**WHAT IS ASKED:**
Repeat every record below exactly as written.

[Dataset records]
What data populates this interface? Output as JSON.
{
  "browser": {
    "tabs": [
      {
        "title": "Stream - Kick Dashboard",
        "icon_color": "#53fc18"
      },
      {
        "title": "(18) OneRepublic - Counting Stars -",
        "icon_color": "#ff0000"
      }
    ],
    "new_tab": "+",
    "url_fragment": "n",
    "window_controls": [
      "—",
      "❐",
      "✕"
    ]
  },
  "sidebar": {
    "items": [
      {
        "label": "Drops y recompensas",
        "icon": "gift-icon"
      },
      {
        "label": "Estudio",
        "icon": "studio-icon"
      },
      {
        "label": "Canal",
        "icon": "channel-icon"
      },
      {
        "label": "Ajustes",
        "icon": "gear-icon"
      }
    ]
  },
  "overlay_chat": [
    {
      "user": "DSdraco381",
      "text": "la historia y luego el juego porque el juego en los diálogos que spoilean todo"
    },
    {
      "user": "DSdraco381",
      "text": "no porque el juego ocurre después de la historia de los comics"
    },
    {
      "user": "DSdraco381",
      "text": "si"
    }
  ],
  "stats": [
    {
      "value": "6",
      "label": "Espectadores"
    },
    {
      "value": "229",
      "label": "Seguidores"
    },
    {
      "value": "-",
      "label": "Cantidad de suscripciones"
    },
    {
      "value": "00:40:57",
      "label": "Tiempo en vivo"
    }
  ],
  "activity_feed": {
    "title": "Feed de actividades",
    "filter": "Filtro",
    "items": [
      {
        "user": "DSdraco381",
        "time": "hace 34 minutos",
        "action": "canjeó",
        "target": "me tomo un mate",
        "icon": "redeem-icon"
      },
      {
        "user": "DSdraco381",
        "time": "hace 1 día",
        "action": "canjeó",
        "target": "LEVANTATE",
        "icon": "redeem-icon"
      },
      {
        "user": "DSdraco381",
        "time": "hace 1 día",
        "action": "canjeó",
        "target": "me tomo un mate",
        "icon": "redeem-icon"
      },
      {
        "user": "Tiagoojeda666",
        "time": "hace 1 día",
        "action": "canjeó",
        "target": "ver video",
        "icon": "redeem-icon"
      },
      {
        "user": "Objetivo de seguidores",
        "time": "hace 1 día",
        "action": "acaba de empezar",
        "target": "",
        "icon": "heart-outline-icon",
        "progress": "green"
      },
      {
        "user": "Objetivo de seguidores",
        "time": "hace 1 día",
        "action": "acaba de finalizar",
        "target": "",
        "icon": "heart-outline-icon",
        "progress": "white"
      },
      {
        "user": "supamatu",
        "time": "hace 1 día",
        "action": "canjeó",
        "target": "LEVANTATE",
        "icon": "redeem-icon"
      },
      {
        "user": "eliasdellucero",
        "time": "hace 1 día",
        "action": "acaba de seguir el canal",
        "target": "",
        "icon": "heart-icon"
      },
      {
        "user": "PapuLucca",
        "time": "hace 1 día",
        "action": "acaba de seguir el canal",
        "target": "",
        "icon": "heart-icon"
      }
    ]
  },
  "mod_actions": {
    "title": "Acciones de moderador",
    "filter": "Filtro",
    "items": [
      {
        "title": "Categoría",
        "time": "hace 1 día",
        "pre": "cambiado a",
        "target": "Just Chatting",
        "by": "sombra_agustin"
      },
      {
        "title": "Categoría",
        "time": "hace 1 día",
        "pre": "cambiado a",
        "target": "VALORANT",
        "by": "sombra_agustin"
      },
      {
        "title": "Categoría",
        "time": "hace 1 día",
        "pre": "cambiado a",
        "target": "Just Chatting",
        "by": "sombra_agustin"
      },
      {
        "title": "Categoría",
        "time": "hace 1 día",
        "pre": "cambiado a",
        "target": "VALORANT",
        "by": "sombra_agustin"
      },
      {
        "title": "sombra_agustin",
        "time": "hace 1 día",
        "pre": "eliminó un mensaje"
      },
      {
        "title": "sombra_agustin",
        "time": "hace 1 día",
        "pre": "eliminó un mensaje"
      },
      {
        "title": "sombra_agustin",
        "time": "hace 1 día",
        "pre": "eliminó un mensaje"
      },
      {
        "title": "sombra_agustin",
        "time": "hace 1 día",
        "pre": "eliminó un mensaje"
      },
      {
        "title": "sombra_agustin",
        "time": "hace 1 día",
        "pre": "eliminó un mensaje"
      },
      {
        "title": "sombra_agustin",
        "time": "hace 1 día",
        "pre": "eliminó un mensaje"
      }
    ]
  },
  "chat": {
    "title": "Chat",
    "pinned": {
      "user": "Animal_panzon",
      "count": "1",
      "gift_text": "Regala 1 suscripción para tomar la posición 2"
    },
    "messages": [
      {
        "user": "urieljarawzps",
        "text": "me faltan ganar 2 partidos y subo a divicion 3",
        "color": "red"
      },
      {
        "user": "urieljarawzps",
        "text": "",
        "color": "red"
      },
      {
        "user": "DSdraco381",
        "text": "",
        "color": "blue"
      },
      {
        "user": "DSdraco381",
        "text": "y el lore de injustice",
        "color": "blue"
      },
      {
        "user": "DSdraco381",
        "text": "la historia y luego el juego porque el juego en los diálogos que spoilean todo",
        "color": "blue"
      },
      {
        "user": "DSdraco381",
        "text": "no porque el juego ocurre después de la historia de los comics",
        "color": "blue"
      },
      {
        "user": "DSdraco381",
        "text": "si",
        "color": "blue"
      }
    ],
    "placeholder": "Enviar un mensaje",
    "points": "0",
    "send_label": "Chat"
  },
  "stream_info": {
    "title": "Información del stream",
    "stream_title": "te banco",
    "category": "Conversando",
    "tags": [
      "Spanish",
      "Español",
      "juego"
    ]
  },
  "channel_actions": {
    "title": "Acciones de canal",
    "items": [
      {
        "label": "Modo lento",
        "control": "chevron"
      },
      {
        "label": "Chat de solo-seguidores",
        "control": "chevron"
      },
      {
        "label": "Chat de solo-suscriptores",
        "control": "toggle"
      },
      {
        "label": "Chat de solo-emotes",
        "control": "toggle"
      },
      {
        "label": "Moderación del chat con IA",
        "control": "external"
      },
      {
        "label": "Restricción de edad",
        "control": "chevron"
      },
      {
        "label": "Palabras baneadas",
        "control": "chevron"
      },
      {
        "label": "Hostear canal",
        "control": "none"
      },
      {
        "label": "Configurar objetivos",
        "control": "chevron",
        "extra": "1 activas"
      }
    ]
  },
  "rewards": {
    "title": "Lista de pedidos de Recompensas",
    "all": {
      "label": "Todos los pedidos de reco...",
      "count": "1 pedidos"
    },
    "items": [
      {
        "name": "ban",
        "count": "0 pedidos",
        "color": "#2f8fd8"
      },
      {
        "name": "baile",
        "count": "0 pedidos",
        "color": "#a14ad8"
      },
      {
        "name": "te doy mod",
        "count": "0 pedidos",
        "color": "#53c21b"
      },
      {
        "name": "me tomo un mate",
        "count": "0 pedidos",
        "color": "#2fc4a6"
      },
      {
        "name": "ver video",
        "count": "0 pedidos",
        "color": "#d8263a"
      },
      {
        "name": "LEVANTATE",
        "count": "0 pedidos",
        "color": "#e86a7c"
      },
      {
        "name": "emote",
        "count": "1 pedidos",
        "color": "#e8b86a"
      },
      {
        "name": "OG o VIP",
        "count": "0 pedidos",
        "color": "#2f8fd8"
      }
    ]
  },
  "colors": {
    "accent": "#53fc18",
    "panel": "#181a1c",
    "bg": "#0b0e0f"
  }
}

**SOLUTION TO THE EXERCISE:**
What data populates this interface? Output as JSON.
{
  "browser": {
    "tabs": [
      {
        "title": "Stream - Kick Dashboard",
        "icon_color": "#53fc18"
      },
      {
        "title": "(18) OneRepublic - Counting Stars -",
        "icon_color": "#ff0000"
      }
    ],
    "new_tab": "+",
    "url_fragment": "n",
    "window_controls": [
      "—",
      "❐",
      "✕"
    ]
  },
  "sidebar": {
    "items": [
      {
        "label": "Drops y recompensas",
        "icon": "gift-icon"
      },
      {
        "label": "Estudio",
        "icon": "studio-icon"
      },
      {
        "label": "Canal",
        "icon": "channel-icon"
      },
      {
        "label": "Ajustes",
        "icon": "gear-icon"
      }
    ]
  },
  "overlay_chat": [
    {
      "user": "DSdraco381",
      "text": "la historia y luego el juego porque el juego en los diálogos que spoilean todo"
    },
    {
      "user": "DSdraco381",
      "text": "no porque el juego ocurre después de la historia de los comics"
    },
    {
      "user": "DSdraco381",
      "text": "si"
    }
  ],
  "stats": [
    {
      "value": "6",
      "label": "Espectadores"
    },
    {
      "value": "229",
      "label": "Seguidores"
    },
    {
      "value": "-",
      "label": "Cantidad de suscripciones"
    },
    {
      "value": "00:40:57",
      "label": "Tiempo en vivo"
    }
  ],
  "activity_feed": {
    "title": "Feed de actividades",
    "filter": "Filtro",
    "items": [
      {
        "user": "DSdraco381",
        "time": "hace 34 minutos",
        "action": "canjeó",
        "target": "me tomo un mate",
        "icon": "redeem-icon"
      },
      {
        "user": "DSdraco381",
        "time": "hace 1 día",
        "action": "canjeó",
        "target": "LEVANTATE",
        "icon": "redeem-icon"
      },
      {
        "user": "DSdraco381",
        "time": "hace 1 día",
        "action": "canjeó",
        "target": "me tomo un mate",
        "icon": "redeem-icon"
      },
      {
        "user": "Tiagoojeda666",
        "time": "hace 1 día",
        "action": "canjeó",
        "target": "ver video",
        "icon": "redeem-icon"
      },
      {
        "user": "Objetivo de seguidores",
        "time": "hace 1 día",
        "action": "acaba de empezar",
        "target": "",
        "icon": "heart-outline-icon",
        "progress": "green"
      },
      {
        "user": "Objetivo de seguidores",
        "time": "hace 1 día",
        "action": "acaba de finalizar",
        "target": "",
        "icon": "heart-outline-icon",
        "progress": "white"
      },
      {
        "user": "supamatu",
        "time": "hace 1 día",
        "action": "canjeó",
        "target": "LEVANTATE",
        "icon": "redeem-icon"
      },
      {
        "user": "eliasdellucero",
        "time": "hace 1 día",
        "action": "acaba de seguir el canal",
        "target": "",
        "icon": "heart-icon"
      },
      {
        "user": "PapuLucca",
        "time": "hace 1 día",
        "action": "acaba de seguir el canal",
        "target": "",
        "icon": "heart-icon"
      }
    ]
  },
  "mod_actions": {
    "title": "Acciones de moderador",
    "filter": "Filtro",
    "items": [
      {
        "title": "Categoría",
        "time": "hace 1 día",
        "pre": "cambiado a",
        "target": "Just Chatting",
        "by": "sombra_agustin"
      },
      {
        "title": "Categoría",
        "time": "hace 1 día",
        "pre": "cambiado a",
        "target": "VALORANT",
        "by": "sombra_agustin"
      },
      {
        "title": "Categoría",
        "time": "hace 1 día",
        "pre": "cambiado a",
        "target": "Just Chatting",
        "by": "sombra_agustin"
      },
      {
        "title": "Categoría",
        "time": "hace 1 día",
        "pre": "cambiado a",
        "target": "VALORANT",
        "by": "sombra_agustin"
      },
      {
        "title": "sombra_agustin",
        "time": "hace 1 día",
        "pre": "eliminó un mensaje"
      },
      {
        "title": "sombra_agustin",
        "time": "hace 1 día",
        "pre": "eliminó un mensaje"
      },
      {
        "title": "sombra_agustin",
        "time": "hace 1 día",
        "pre": "eliminó un mensaje"
      },
      {
        "title": "sombra_agustin",
        "time": "hace 1 día",
        "pre": "eliminó un mensaje"
      },
      {
        "title": "sombra_agustin",
        "time": "hace 1 día",
        "pre": "eliminó un mensaje"
      },
      {
        "title": "sombra_agustin",
        "time": "hace 1 día",
        "pre": "eliminó un mensaje"
      }
    ]
  },
  "chat": {
    "title": "Chat",
    "pinned": {
      "user": "Animal_panzon",
      "count": "1",
      "gift_text": "Regala 1 suscripción para tomar la posición 2"
    },
    "messages": [
      {
        "user": "urieljarawzps",
        "text": "me faltan ganar 2 partidos y subo a divicion 3",
        "color": "red"
      },
      {
        "user": "urieljarawzps",
        "text": "",
        "color": "red"
      },
      {
        "user": "DSdraco381",
        "text": "",
        "color": "blue"
      },
      {
        "user": "DSdraco381",
        "text": "y el lore de injustice",
        "color": "blue"
      },
      {
        "user": "DSdraco381",
        "text": "la historia y luego el juego porque el juego en los diálogos que spoilean todo",
        "color": "blue"
      },
      {
        "user": "DSdraco381",
        "text": "no porque el juego ocurre después de la historia de los comics",
        "color": "blue"
      },
      {
        "user": "DSdraco381",
        "text": "si",
        "color": "blue"
      }
    ],
    "placeholder": "Enviar un mensaje",
    "points": "0",
    "send_label": "Chat"
  },
  "stream_info": {
    "title": "Información del stream",
    "stream_title": "te banco",
    "category": "Conversando",
    "tags": [
      "Spanish",
      "Español",
      "juego"
    ]
  },
  "channel_actions": {
    "title": "Acciones de canal",
    "items": [
      {
        "label": "Modo lento",
        "control": "chevron"
      },
      {
        "label": "Chat de solo-seguidores",
        "control": "chevron"
      },
      {
        "label": "Chat de solo-suscriptores",
        "control": "toggle"
      },
      {
        "label": "Chat de solo-emotes",
        "control": "toggle"
      },
      {
        "label": "Moderación del chat con IA",
        "control": "external"
      },
      {
        "label": "Restricción de edad",
        "control": "chevron"
      },
      {
        "label": "Palabras baneadas",
        "control": "chevron"
      },
      {
        "label": "Hostear canal",
        "control": "none"
      },
      {
        "label": "Configurar objetivos",
        "control": "chevron",
        "extra": "1 activas"
      }
    ]
  },
  "rewards": {
    "title": "Lista de pedidos de Recompensas",
    "all": {
      "label": "Todos los pedidos de reco...",
      "count": "1 pedidos"
    },
    "items": [
      {
        "name": "ban",
        "count": "0 pedidos",
        "color": "#2f8fd8"
      },
      {
        "name": "baile",
        "count": "0 pedidos",
        "color": "#a14ad8"
      },
      {
        "name": "te doy mod",
        "count": "0 pedidos",
        "color": "#53c21b"
      },
      {
        "name": "me tomo un mate",
        "count": "0 pedidos",
        "color": "#2fc4a6"
      },
      {
        "name": "ver video",
        "count": "0 pedidos",
        "color": "#d8263a"
      },
      {
        "name": "LEVANTATE",
        "count": "0 pedidos",
        "color": "#e86a7c"
      },
      {
        "name": "emote",
        "count": "1 pedidos",
        "color": "#e8b86a"
      },
      {
        "name": "OG o VIP",
        "count": "0 pedidos",
        "color": "#2f8fd8"
      }
    ]
  },
  "colors": {
    "accent": "#53fc18",
    "panel": "#181a1c",
    "bg": "#0b0e0f"
  }
}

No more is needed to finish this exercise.